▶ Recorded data

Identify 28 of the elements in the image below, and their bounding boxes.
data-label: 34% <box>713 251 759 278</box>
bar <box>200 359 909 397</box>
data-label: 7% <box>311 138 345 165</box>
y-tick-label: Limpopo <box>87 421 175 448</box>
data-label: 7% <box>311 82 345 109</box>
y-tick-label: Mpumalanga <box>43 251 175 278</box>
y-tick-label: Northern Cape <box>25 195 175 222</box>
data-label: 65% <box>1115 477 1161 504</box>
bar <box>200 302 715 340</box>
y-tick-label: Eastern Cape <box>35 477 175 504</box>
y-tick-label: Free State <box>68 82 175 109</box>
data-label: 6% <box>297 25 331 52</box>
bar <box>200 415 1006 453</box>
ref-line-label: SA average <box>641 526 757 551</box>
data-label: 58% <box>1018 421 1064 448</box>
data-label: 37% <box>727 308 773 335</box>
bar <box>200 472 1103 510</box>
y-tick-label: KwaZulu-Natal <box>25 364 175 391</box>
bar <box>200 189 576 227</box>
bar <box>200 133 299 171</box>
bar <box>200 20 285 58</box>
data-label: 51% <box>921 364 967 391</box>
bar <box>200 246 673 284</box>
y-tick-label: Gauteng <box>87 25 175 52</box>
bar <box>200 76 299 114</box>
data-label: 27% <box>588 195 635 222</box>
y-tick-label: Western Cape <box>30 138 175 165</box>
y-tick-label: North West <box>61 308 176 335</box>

▶ Task brief
Rewrite the items above, swapping "SA average" for "national average" and keeping everything else the same.

▶ Exercise solution
Identify 28 of the elements in the image below, and their bounding boxes.
data-label: 34% <box>713 251 759 278</box>
bar <box>200 359 909 397</box>
data-label: 7% <box>311 138 345 165</box>
y-tick-label: Limpopo <box>87 421 175 448</box>
data-label: 7% <box>311 82 345 109</box>
y-tick-label: Mpumalanga <box>43 251 175 278</box>
y-tick-label: Northern Cape <box>25 195 175 222</box>
data-label: 65% <box>1115 477 1161 504</box>
bar <box>200 302 715 340</box>
y-tick-label: Eastern Cape <box>35 477 175 504</box>
y-tick-label: Free State <box>68 82 175 109</box>
data-label: 6% <box>297 25 331 52</box>
bar <box>200 415 1006 453</box>
ref-line-label: national average <box>641 526 757 551</box>
data-label: 58% <box>1018 421 1064 448</box>
data-label: 37% <box>727 308 773 335</box>
bar <box>200 472 1103 510</box>
y-tick-label: KwaZulu-Natal <box>25 364 175 391</box>
bar <box>200 189 576 227</box>
bar <box>200 133 299 171</box>
bar <box>200 20 285 58</box>
data-label: 51% <box>921 364 967 391</box>
bar <box>200 246 673 284</box>
y-tick-label: Gauteng <box>87 25 175 52</box>
bar <box>200 76 299 114</box>
data-label: 27% <box>588 195 635 222</box>
y-tick-label: Western Cape <box>30 138 175 165</box>
y-tick-label: North West <box>61 308 176 335</box>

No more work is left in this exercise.